**GOAL:**
Copy out the data exactly, leaving the pictures behind.

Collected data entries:
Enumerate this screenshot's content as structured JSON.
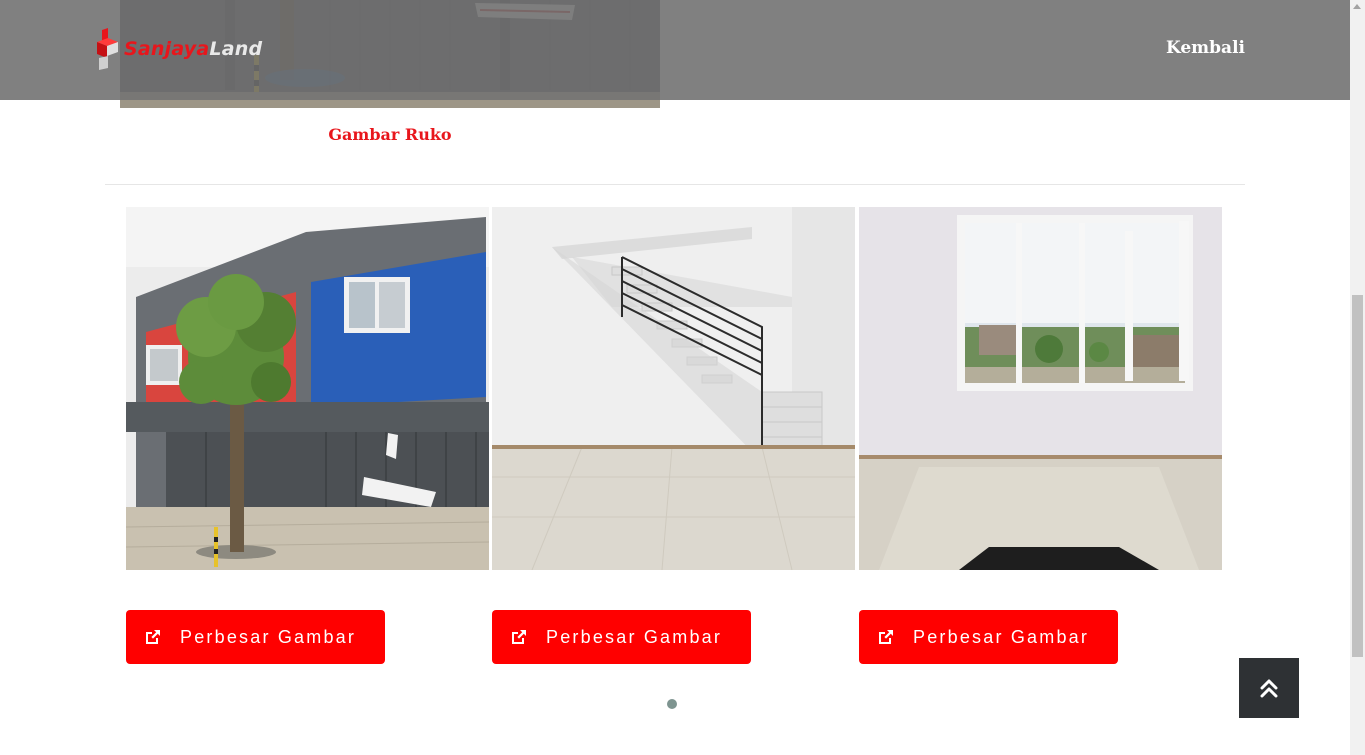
{
  "header": {
    "logo_part1": "Sanjaya",
    "logo_part2": "Land",
    "back_label": "Kembali"
  },
  "top_section": {
    "caption": "Gambar Ruko"
  },
  "gallery": {
    "items": [
      {
        "image": "ruko-exterior-photo",
        "button_label": "Perbesar Gambar",
        "button_icon": "external-link-icon"
      },
      {
        "image": "interior-stairs-photo",
        "button_label": "Perbesar Gambar",
        "button_icon": "external-link-icon"
      },
      {
        "image": "interior-window-room-photo",
        "button_label": "Perbesar Gambar",
        "button_icon": "external-link-icon"
      }
    ],
    "pager_dots": 1
  },
  "scroll_top_icon": "double-chevron-up-icon",
  "colors": {
    "accent": "#ff0000",
    "caption": "#e8161c",
    "header_bg": "#6e6e6e",
    "to_top_bg": "#2e3134"
  }
}
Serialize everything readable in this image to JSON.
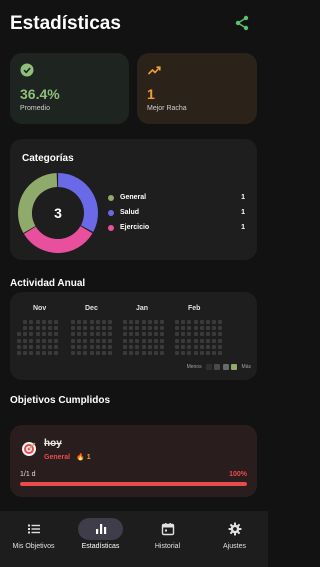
{
  "header": {
    "title": "Estadísticas",
    "share_icon": "share-icon"
  },
  "stats": [
    {
      "value": "36.4%",
      "label": "Promedio",
      "icon": "check-circle-icon",
      "color": "#8fbf7a"
    },
    {
      "value": "1",
      "label": "Mejor Racha",
      "icon": "trending-up-icon",
      "color": "#f0a030"
    }
  ],
  "categories": {
    "title": "Categorías",
    "total": "3",
    "items": [
      {
        "name": "General",
        "count": "1",
        "color": "#8faa6a"
      },
      {
        "name": "Salud",
        "count": "1",
        "color": "#6a6ae8"
      },
      {
        "name": "Ejercicio",
        "count": "1",
        "color": "#e84f9c"
      }
    ]
  },
  "activity": {
    "title": "Actividad Anual",
    "months": [
      "Nov",
      "Dec",
      "Jan",
      "Feb"
    ],
    "legend_less": "Menos",
    "legend_more": "Más",
    "legend_colors": [
      "#2f2f2f",
      "#4a4a4a",
      "#6a6a6a",
      "#8faa6a"
    ]
  },
  "goals": {
    "title": "Objetivos Cumplidos",
    "items": [
      {
        "name": "hoy",
        "category": "General",
        "streak": "1",
        "progress_label": "1/1 d",
        "percent": "100%",
        "progress": 1.0
      }
    ]
  },
  "nav": {
    "items": [
      {
        "label": "Mis Objetivos",
        "icon": "list-icon",
        "active": false
      },
      {
        "label": "Estadísticas",
        "icon": "bar-chart-icon",
        "active": true
      },
      {
        "label": "Historial",
        "icon": "calendar-icon",
        "active": false
      },
      {
        "label": "Ajustes",
        "icon": "gear-icon",
        "active": false
      }
    ]
  }
}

**SOLVED PROBLEM:**
Enumerate this screenshot's content as structured JSON.
{
  "header": {
    "logo_part1": "Sanjaya",
    "logo_part2": "Land",
    "back_label": "Kembali"
  },
  "top_section": {
    "caption": "Gambar Ruko"
  },
  "gallery": {
    "items": [
      {
        "image": "ruko-exterior-photo",
        "button_label": "Perbesar Gambar",
        "button_icon": "external-link-icon"
      },
      {
        "image": "interior-stairs-photo",
        "button_label": "Perbesar Gambar",
        "button_icon": "external-link-icon"
      },
      {
        "image": "interior-window-room-photo",
        "button_label": "Perbesar Gambar",
        "button_icon": "external-link-icon"
      }
    ],
    "pager_dots": 1
  },
  "scroll_top_icon": "double-chevron-up-icon",
  "colors": {
    "accent": "#ff0000",
    "caption": "#e8161c",
    "header_bg": "#6e6e6e",
    "to_top_bg": "#2e3134"
  }
}
Serialize everything readable in this image to JSON.
{
  "header": {
    "title": "Estadísticas",
    "share_icon": "share-icon"
  },
  "stats": [
    {
      "value": "36.4%",
      "label": "Promedio",
      "icon": "check-circle-icon",
      "color": "#8fbf7a"
    },
    {
      "value": "1",
      "label": "Mejor Racha",
      "icon": "trending-up-icon",
      "color": "#f0a030"
    }
  ],
  "categories": {
    "title": "Categorías",
    "total": "3",
    "items": [
      {
        "name": "General",
        "count": "1",
        "color": "#8faa6a"
      },
      {
        "name": "Salud",
        "count": "1",
        "color": "#6a6ae8"
      },
      {
        "name": "Ejercicio",
        "count": "1",
        "color": "#e84f9c"
      }
    ]
  },
  "activity": {
    "title": "Actividad Anual",
    "months": [
      "Nov",
      "Dec",
      "Jan",
      "Feb"
    ],
    "legend_less": "Menos",
    "legend_more": "Más",
    "legend_colors": [
      "#2f2f2f",
      "#4a4a4a",
      "#6a6a6a",
      "#8faa6a"
    ]
  },
  "goals": {
    "title": "Objetivos Cumplidos",
    "items": [
      {
        "name": "hoy",
        "category": "General",
        "streak": "1",
        "progress_label": "1/1 d",
        "percent": "100%",
        "progress": 1.0
      }
    ]
  },
  "nav": {
    "items": [
      {
        "label": "Mis Objetivos",
        "icon": "list-icon",
        "active": false
      },
      {
        "label": "Estadísticas",
        "icon": "bar-chart-icon",
        "active": true
      },
      {
        "label": "Historial",
        "icon": "calendar-icon",
        "active": false
      },
      {
        "label": "Ajustes",
        "icon": "gear-icon",
        "active": false
      }
    ]
  }
}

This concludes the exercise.